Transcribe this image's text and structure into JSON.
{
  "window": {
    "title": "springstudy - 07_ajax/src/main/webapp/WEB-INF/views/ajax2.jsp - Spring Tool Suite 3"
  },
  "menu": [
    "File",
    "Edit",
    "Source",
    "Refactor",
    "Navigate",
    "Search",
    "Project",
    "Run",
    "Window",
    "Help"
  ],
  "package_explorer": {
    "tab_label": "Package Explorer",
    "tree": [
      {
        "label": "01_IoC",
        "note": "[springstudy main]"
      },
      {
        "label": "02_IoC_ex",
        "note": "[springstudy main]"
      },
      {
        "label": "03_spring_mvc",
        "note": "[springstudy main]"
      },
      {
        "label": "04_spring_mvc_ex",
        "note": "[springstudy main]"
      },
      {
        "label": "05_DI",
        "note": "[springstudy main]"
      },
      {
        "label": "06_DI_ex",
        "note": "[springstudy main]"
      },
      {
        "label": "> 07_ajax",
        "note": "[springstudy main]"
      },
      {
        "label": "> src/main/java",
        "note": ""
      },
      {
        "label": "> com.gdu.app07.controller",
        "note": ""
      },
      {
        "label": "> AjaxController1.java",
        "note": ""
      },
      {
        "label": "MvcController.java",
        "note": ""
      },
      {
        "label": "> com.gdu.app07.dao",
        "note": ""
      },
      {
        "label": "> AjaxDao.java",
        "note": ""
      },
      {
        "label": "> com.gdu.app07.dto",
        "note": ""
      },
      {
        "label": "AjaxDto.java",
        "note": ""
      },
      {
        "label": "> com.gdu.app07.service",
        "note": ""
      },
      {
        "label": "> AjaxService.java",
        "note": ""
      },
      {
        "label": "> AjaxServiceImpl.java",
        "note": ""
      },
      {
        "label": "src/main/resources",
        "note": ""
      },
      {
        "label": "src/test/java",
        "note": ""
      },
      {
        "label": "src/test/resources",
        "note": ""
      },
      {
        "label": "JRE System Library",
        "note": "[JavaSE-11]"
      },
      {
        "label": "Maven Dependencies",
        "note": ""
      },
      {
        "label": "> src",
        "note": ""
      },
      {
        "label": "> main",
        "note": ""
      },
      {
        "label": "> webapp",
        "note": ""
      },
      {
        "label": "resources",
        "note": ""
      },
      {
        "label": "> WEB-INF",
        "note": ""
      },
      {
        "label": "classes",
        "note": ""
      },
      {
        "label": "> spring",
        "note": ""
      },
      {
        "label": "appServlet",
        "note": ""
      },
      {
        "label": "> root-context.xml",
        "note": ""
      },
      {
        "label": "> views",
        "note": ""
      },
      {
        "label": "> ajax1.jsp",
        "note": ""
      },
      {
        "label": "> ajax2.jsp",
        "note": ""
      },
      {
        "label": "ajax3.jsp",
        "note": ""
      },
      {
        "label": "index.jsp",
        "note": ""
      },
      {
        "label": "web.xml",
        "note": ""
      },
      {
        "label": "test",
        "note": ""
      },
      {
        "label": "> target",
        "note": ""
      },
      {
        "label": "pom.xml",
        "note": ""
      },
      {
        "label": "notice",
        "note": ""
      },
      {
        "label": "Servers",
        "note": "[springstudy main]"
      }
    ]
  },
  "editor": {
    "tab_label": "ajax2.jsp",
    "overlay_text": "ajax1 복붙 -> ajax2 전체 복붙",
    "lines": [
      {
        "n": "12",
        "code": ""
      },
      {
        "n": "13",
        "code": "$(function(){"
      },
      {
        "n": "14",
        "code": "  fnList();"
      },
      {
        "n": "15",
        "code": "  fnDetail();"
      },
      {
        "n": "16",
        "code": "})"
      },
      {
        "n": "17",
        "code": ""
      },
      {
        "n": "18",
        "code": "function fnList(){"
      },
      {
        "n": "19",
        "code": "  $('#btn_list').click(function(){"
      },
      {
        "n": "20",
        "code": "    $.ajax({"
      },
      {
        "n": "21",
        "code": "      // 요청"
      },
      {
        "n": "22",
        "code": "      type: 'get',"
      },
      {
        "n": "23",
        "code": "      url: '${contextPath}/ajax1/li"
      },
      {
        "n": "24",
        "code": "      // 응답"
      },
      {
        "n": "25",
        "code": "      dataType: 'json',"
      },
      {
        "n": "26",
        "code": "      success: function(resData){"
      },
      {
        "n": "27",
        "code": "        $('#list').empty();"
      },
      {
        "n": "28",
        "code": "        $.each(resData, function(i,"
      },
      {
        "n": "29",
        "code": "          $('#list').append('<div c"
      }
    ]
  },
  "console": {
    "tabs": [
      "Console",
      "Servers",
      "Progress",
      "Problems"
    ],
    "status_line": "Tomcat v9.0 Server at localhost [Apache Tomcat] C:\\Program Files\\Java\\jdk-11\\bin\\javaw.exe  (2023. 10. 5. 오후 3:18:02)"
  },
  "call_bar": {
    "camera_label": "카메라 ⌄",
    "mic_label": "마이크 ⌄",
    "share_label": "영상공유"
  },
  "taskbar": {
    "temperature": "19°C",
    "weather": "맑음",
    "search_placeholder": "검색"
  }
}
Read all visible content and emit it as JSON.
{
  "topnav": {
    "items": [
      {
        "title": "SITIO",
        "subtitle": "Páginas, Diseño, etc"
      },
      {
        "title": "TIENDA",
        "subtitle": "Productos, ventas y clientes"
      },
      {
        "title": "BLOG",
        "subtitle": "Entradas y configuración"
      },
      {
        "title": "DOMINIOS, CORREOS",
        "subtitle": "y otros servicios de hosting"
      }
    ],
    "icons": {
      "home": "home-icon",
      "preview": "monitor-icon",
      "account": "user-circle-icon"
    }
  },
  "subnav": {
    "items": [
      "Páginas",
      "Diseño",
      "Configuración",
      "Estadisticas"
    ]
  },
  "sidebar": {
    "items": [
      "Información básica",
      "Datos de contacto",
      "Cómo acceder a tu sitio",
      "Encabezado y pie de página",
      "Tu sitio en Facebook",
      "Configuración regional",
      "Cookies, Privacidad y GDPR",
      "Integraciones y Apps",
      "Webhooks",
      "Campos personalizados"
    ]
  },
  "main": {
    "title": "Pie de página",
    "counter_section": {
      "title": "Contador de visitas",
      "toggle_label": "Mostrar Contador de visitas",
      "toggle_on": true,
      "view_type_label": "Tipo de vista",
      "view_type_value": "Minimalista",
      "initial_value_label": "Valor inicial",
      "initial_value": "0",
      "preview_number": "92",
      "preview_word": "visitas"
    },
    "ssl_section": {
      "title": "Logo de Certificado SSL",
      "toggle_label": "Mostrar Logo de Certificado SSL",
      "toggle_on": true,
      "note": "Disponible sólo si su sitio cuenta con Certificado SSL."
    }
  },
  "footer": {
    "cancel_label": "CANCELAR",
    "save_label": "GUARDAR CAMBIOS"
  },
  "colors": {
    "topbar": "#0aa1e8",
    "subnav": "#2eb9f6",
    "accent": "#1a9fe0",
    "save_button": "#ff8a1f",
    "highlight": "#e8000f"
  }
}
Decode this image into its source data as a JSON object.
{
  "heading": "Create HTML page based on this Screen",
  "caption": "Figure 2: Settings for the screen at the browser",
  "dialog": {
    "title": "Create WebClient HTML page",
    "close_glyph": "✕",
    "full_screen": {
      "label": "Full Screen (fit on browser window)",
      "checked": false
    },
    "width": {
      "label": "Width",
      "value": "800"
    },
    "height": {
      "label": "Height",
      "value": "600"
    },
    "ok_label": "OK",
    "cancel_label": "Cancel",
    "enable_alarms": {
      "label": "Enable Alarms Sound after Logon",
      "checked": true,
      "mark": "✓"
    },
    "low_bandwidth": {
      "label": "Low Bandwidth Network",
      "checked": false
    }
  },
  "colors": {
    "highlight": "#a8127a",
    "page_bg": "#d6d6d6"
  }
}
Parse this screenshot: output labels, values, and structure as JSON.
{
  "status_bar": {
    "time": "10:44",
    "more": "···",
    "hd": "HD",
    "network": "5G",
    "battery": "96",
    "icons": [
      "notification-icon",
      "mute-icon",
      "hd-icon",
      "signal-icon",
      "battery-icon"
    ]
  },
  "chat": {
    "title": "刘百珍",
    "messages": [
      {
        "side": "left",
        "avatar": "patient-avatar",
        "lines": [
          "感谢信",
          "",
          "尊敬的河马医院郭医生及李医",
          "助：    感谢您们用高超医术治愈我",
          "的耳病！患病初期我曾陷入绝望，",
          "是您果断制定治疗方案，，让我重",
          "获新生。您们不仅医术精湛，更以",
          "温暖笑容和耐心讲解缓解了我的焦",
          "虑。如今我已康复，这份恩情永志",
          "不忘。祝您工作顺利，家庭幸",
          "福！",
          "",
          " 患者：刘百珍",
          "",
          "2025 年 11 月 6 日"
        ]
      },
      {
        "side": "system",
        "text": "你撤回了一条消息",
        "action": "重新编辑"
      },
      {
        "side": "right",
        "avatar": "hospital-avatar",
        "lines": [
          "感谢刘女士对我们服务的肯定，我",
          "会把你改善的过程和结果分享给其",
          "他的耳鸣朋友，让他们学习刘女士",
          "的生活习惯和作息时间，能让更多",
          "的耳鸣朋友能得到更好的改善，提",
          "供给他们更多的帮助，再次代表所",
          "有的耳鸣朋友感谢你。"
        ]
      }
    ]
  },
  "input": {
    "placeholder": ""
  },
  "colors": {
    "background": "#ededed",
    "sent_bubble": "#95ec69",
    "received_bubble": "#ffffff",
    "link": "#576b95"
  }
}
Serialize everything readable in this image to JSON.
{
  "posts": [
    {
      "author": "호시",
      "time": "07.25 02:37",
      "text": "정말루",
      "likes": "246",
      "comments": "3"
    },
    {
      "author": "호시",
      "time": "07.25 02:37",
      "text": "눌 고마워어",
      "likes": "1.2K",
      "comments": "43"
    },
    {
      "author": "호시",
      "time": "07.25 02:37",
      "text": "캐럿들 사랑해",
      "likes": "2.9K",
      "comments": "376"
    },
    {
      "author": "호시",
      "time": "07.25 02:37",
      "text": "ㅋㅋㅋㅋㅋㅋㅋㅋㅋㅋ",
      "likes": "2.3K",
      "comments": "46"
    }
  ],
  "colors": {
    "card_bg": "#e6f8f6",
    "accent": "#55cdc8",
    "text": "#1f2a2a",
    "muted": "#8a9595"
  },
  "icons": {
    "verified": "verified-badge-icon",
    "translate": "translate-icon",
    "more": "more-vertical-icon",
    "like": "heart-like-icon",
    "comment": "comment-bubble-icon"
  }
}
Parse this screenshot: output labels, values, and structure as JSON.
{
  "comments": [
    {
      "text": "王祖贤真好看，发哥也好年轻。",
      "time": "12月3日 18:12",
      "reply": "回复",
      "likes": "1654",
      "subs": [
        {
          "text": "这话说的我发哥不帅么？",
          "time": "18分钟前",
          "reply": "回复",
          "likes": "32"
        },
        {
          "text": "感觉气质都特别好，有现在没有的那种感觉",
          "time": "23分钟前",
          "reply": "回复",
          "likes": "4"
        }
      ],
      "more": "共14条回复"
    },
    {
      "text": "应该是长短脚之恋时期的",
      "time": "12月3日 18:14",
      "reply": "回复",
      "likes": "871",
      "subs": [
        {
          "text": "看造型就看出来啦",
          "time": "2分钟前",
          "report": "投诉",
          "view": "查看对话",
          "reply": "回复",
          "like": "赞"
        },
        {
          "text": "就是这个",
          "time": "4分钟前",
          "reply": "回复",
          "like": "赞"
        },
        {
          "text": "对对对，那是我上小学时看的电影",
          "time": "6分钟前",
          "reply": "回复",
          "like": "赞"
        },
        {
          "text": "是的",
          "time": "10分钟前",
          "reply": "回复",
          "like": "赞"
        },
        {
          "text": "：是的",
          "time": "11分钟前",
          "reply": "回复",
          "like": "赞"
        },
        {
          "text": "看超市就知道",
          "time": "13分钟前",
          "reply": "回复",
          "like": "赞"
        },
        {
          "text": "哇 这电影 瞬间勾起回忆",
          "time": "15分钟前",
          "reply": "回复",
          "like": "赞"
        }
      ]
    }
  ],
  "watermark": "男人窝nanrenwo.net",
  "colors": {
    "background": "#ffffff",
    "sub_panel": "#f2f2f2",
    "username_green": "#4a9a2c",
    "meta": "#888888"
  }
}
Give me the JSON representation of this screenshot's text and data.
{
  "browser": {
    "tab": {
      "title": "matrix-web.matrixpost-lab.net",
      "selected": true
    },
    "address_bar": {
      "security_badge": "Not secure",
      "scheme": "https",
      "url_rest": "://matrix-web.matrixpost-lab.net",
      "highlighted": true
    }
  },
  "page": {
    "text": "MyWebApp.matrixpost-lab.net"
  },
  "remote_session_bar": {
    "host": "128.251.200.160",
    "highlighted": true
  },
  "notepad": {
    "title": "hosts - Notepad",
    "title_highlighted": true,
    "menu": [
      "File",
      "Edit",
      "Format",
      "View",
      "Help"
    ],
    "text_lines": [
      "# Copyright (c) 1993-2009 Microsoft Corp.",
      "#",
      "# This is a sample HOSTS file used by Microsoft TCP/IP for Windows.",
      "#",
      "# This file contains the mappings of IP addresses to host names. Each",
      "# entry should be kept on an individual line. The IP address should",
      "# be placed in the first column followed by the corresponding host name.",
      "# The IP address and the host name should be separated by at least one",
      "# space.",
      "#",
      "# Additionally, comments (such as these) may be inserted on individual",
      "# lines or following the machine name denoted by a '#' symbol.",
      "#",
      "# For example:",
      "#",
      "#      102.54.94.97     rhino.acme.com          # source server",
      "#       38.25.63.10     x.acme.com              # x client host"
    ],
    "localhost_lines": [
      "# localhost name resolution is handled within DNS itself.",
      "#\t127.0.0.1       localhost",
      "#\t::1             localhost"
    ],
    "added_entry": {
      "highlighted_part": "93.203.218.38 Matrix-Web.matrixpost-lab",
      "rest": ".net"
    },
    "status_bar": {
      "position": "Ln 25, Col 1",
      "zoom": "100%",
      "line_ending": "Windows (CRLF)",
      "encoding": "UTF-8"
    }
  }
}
════════════════
## [Task to carry out]
Work out how many lines of the material above contain the word "more", then give only that figure.

## [Answer to the problem]
3